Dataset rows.
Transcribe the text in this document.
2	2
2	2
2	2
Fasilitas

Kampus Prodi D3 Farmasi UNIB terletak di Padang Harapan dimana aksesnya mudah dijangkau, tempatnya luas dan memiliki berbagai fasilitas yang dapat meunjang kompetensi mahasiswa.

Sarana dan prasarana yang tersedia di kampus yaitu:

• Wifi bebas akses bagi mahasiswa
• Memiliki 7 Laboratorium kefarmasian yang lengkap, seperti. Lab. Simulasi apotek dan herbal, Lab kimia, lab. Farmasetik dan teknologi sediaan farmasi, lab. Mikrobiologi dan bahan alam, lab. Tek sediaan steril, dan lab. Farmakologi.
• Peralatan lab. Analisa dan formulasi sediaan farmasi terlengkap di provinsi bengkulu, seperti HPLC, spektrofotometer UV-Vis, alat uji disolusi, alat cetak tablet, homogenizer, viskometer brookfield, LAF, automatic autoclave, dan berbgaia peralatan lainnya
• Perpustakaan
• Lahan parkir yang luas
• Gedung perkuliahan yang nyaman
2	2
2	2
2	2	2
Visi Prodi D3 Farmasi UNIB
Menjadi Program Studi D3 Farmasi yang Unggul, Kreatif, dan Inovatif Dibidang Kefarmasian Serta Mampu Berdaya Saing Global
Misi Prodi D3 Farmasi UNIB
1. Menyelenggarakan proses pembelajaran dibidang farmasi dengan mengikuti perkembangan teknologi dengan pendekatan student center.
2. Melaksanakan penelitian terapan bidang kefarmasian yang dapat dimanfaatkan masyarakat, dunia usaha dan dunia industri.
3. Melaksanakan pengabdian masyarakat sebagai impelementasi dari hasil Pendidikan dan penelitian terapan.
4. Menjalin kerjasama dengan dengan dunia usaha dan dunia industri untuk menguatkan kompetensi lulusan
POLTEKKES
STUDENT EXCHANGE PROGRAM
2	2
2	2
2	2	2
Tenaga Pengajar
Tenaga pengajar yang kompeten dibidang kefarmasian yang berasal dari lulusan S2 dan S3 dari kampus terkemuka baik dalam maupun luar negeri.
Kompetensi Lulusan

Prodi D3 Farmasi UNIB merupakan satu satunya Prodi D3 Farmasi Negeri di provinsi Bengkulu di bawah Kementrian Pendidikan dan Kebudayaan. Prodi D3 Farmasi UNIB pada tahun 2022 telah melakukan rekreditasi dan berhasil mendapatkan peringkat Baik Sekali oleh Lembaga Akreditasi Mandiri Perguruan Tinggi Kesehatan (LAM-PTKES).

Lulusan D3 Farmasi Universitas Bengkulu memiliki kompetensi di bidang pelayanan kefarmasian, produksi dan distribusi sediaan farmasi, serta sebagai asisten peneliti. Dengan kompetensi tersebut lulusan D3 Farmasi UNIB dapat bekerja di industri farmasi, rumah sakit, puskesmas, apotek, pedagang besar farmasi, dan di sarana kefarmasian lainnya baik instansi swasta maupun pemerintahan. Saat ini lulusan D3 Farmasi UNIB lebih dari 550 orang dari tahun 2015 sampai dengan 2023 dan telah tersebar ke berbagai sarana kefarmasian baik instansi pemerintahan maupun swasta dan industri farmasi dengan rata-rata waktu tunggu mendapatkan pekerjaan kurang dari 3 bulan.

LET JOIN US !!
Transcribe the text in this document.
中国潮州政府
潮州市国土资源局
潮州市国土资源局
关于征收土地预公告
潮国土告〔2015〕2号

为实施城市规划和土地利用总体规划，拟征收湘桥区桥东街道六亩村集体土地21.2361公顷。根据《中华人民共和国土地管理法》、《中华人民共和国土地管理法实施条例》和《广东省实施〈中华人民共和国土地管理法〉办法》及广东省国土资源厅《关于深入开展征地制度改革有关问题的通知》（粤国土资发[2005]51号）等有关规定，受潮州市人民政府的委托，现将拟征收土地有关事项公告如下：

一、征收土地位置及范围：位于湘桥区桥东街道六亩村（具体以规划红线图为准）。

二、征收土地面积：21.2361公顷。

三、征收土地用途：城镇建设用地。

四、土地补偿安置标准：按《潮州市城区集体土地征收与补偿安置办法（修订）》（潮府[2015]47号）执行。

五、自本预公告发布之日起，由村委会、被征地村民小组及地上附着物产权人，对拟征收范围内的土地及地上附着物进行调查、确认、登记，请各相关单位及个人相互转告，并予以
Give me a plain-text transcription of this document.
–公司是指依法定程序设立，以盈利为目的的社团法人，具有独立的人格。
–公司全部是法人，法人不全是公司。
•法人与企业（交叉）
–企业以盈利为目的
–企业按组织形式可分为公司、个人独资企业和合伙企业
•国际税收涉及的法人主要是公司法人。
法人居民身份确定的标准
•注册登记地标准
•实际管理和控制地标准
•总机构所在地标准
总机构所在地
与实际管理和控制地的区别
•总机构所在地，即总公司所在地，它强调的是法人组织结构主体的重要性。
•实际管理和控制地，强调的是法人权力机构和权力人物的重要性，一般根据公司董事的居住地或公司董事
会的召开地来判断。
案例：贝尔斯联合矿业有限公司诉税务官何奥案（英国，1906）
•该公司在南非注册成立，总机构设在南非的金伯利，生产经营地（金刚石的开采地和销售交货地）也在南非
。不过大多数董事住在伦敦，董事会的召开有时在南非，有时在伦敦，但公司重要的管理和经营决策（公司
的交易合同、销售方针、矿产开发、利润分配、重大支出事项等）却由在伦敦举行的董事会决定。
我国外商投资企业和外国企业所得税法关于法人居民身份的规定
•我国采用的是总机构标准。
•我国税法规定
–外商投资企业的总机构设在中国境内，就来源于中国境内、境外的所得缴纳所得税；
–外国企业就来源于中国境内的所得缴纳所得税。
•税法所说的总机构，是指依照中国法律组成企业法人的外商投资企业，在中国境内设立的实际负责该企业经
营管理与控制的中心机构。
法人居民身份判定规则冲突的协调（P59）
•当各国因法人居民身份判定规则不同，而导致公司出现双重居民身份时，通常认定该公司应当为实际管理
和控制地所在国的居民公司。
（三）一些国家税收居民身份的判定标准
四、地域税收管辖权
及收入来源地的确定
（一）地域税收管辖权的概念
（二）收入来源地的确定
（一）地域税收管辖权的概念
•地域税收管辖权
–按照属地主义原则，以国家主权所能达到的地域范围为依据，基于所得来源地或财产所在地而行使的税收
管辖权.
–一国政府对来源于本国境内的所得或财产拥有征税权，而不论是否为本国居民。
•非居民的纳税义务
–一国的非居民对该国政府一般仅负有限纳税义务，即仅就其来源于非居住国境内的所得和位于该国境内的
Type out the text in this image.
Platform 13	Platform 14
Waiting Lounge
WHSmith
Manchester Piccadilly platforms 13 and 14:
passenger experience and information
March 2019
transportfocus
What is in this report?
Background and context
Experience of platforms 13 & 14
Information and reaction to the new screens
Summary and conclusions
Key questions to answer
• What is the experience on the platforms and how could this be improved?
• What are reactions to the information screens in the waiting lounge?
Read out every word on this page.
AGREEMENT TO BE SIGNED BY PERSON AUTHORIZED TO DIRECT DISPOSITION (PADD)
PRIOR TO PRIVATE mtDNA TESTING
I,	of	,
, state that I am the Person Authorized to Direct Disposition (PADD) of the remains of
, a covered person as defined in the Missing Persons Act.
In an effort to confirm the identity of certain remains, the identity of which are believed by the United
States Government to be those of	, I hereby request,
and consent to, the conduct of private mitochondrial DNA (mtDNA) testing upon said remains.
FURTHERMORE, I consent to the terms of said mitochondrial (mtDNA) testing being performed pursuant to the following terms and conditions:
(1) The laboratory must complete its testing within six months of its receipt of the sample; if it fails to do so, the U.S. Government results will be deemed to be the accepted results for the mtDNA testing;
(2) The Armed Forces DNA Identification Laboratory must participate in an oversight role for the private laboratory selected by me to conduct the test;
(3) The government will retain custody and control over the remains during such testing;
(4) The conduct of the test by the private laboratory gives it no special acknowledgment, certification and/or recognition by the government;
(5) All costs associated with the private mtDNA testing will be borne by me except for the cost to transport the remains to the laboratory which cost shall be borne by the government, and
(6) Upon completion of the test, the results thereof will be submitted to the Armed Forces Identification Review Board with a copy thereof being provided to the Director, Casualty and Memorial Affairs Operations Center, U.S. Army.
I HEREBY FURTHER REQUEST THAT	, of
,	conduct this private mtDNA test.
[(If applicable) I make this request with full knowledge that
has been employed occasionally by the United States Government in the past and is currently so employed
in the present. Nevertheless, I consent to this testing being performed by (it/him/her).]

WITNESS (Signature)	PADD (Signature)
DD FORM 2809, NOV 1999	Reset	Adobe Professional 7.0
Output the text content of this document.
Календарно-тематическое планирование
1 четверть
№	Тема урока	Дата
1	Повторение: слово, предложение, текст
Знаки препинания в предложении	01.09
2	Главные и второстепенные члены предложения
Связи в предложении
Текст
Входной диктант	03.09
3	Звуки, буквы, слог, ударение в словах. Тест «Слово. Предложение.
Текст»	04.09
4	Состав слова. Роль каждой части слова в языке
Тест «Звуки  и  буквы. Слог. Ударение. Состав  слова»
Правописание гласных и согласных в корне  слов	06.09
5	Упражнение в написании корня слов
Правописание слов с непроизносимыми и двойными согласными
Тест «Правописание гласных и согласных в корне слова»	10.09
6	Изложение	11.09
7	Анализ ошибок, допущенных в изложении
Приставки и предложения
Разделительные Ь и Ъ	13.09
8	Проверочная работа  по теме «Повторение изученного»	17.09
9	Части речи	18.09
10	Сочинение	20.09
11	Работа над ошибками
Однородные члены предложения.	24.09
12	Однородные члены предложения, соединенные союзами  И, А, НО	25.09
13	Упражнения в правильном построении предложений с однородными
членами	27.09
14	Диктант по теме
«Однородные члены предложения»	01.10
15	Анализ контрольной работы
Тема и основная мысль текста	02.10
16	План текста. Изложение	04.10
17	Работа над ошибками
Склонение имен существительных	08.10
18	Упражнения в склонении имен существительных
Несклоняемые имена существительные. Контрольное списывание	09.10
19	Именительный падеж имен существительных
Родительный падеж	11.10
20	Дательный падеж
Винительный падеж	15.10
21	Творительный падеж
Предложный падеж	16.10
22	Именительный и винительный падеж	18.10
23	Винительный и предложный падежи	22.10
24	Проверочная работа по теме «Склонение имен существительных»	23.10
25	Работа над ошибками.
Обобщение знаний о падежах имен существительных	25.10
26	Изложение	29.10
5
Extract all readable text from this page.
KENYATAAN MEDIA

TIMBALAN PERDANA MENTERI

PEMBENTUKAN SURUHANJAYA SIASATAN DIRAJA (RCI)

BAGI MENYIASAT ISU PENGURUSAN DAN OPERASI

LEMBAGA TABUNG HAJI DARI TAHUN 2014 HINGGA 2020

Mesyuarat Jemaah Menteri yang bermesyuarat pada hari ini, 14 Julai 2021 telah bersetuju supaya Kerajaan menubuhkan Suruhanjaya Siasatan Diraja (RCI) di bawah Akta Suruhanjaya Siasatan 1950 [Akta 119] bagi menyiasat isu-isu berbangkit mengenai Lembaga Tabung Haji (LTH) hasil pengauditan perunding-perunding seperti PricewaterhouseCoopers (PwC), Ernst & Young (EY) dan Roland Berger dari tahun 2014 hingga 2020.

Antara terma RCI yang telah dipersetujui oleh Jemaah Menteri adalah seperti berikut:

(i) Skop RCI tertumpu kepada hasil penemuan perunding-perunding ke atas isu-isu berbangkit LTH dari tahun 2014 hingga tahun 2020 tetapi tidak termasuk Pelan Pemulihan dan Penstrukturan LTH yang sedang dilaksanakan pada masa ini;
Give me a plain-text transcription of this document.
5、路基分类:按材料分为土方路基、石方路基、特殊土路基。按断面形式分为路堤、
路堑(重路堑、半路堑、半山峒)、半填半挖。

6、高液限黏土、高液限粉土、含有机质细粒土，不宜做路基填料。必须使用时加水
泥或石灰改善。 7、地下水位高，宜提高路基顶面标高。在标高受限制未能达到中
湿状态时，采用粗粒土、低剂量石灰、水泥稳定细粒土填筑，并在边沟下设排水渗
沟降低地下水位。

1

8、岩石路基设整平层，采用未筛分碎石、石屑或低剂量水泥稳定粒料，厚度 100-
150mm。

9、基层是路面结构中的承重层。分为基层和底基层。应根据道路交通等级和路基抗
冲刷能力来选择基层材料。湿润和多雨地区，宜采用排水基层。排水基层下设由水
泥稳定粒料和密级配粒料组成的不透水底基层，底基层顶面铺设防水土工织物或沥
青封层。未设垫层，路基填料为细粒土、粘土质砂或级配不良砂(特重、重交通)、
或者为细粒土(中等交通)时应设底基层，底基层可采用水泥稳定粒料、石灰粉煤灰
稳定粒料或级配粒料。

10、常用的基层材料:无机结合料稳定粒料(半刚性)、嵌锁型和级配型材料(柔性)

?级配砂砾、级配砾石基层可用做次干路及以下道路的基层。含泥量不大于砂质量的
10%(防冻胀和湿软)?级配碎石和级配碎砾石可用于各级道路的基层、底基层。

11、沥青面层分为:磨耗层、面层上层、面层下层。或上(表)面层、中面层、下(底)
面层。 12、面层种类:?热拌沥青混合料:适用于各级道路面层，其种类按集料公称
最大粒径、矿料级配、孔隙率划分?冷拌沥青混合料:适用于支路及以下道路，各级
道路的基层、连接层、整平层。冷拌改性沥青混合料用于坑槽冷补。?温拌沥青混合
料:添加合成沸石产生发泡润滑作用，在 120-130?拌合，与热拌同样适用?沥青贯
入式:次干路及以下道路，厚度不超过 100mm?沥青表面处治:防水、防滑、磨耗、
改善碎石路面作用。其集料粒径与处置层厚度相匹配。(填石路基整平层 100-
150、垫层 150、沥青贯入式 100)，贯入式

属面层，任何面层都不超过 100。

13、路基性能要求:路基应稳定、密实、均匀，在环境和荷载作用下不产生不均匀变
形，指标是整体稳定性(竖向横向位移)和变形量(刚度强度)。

What is needed. Find all lines holding the string "laboratory" and copy them.

Written solution.
(1) The laboratory must complete its testing within six months of its receipt of the sample; if it fails to do so, the U.S. Government results will be deemed to be the accepted results for the mtDNA testing;
(2) The Armed Forces DNA Identification Laboratory must participate in an oversight role for the private laboratory selected by me to conduct the test;
(4) The conduct of the test by the private laboratory gives it no special acknowledgment, certification and/or recognition by the government;
(5) All costs associated with the private mtDNA testing will be borne by me except for the cost to transport the remains to the laboratory which cost shall be borne by the government, and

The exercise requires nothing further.